TASK PROMPT ▸
Using the entries that follow, collect the lines where the word "地面发生漫反射" appears.

[Collection entries]
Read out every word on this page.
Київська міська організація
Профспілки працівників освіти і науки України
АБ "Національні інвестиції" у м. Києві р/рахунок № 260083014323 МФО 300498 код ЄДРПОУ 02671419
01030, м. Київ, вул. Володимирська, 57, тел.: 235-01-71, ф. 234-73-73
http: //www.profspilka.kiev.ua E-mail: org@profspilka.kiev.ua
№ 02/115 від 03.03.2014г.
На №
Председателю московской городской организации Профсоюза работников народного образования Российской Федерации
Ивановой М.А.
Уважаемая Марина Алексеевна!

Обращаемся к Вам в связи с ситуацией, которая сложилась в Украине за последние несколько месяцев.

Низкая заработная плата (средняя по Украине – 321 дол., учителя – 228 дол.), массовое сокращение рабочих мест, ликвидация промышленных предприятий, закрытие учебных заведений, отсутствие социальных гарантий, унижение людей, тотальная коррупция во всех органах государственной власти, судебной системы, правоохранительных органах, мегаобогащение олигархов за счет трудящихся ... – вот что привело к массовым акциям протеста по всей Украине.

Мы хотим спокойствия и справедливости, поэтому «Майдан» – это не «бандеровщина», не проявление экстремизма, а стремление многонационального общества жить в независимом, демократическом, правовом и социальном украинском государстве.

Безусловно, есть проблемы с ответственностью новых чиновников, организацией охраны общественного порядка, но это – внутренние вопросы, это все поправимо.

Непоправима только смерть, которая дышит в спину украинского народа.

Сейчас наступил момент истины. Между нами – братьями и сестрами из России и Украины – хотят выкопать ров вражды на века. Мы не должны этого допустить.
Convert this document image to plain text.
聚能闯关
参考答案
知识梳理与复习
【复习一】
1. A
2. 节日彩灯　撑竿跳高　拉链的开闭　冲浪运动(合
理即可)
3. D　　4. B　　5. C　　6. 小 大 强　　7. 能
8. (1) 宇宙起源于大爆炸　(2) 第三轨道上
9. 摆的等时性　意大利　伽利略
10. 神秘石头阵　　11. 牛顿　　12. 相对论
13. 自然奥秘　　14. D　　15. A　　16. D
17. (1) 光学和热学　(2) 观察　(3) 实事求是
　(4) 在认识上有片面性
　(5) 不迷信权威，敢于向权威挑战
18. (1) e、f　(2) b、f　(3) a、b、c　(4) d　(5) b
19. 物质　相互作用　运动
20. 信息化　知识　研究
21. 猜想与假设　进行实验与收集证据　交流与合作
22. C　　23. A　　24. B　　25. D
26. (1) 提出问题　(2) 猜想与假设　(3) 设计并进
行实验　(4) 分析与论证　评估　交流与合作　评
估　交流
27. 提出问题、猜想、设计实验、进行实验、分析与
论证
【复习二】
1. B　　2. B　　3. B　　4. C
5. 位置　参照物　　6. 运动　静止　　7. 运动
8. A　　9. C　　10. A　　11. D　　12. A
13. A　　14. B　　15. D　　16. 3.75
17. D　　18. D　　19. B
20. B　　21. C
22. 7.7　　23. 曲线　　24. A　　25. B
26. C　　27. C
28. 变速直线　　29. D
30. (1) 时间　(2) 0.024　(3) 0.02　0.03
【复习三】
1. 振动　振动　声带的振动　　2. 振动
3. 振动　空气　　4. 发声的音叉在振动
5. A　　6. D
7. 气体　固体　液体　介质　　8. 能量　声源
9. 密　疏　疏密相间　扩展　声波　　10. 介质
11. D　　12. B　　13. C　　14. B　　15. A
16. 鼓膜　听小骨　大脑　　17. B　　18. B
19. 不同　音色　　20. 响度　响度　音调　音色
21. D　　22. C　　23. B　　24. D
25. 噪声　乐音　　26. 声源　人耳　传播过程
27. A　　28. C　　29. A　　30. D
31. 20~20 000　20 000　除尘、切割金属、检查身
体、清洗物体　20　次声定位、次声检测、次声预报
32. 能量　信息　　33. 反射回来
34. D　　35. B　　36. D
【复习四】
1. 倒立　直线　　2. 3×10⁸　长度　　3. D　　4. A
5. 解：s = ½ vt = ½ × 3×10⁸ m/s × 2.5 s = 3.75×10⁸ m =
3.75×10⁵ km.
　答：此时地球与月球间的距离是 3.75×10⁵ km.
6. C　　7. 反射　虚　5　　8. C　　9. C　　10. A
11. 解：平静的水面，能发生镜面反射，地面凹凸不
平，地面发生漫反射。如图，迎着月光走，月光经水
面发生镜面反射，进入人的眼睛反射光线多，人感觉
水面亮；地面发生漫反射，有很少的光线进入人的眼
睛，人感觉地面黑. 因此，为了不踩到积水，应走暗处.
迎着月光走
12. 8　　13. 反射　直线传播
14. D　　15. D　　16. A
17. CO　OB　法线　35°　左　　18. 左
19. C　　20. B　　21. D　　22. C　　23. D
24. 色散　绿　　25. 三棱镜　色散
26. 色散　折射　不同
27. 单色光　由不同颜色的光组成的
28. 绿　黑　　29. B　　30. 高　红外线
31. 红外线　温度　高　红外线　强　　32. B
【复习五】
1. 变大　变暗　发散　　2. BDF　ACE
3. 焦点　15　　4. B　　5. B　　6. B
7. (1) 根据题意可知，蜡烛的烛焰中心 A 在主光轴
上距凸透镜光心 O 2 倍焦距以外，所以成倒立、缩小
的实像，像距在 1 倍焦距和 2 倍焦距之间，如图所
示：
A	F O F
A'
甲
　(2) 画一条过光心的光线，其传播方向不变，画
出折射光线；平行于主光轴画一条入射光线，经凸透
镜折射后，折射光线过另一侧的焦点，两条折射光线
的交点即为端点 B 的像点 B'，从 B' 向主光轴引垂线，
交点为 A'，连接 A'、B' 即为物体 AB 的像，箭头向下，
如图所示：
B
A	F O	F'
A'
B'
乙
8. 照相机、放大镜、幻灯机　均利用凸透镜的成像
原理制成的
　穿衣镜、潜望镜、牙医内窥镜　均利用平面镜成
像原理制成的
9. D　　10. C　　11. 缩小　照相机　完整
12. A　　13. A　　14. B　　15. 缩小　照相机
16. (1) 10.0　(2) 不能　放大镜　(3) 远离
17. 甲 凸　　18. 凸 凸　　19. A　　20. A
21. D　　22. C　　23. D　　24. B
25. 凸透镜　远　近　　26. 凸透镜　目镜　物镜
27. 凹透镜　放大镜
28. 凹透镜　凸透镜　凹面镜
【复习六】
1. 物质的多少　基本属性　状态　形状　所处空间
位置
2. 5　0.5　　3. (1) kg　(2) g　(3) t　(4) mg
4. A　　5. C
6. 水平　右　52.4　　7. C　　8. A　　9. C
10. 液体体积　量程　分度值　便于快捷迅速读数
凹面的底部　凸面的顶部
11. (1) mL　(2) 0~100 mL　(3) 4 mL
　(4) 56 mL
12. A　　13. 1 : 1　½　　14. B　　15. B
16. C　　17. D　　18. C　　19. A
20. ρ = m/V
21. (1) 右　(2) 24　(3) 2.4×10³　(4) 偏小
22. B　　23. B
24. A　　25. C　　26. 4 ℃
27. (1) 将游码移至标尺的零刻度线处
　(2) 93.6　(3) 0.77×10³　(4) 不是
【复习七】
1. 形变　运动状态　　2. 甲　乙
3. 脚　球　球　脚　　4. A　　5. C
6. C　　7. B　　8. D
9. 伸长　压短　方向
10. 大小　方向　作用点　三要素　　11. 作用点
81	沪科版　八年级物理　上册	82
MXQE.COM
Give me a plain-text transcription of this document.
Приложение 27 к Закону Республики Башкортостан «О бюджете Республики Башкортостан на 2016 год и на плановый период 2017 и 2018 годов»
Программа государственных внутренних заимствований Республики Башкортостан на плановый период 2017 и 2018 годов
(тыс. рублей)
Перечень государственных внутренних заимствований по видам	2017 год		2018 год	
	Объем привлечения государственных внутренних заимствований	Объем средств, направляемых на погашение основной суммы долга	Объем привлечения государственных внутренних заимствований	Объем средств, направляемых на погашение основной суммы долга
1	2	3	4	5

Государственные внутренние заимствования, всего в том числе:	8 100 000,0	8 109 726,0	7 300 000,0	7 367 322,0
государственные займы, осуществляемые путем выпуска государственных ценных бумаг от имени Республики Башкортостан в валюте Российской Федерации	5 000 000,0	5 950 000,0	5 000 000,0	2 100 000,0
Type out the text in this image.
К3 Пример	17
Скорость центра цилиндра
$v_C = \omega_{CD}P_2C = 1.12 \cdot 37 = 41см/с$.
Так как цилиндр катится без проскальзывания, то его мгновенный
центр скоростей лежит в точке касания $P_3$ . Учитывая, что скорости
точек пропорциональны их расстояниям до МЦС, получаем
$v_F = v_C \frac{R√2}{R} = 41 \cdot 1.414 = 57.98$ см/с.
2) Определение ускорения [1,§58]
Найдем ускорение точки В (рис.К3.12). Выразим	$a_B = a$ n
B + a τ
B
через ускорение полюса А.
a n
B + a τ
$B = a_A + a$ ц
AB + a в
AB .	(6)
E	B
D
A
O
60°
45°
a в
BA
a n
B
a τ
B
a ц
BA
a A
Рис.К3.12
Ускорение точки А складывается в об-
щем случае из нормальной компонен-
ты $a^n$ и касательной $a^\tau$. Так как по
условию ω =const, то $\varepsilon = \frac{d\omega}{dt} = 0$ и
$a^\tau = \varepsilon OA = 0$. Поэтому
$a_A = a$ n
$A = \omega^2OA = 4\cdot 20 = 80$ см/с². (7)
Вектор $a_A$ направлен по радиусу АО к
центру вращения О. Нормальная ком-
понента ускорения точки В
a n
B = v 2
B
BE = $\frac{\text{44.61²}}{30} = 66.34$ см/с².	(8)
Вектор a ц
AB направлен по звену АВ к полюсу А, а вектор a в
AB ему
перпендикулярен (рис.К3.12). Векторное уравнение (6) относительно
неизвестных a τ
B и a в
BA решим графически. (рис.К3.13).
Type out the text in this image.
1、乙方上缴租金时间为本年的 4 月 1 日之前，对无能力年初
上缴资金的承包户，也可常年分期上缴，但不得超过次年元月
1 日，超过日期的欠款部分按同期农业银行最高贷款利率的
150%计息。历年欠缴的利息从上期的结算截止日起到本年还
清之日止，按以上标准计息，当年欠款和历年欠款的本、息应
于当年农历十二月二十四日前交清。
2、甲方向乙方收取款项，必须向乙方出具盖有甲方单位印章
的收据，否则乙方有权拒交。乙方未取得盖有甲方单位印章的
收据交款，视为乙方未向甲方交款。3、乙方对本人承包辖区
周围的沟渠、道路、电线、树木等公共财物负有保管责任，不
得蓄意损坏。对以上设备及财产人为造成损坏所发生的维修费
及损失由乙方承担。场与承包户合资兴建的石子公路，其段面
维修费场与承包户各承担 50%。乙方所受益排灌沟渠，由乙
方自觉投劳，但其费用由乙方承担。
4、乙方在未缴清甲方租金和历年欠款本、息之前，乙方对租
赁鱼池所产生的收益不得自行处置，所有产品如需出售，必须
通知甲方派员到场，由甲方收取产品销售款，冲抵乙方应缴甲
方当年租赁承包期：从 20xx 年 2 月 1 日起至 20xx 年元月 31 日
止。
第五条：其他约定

EXERCISE RESULT ▸
平，地面发生漫反射。如图，迎着月光走，月光经水
水面亮；地面发生漫反射，有很少的光线进入人的眼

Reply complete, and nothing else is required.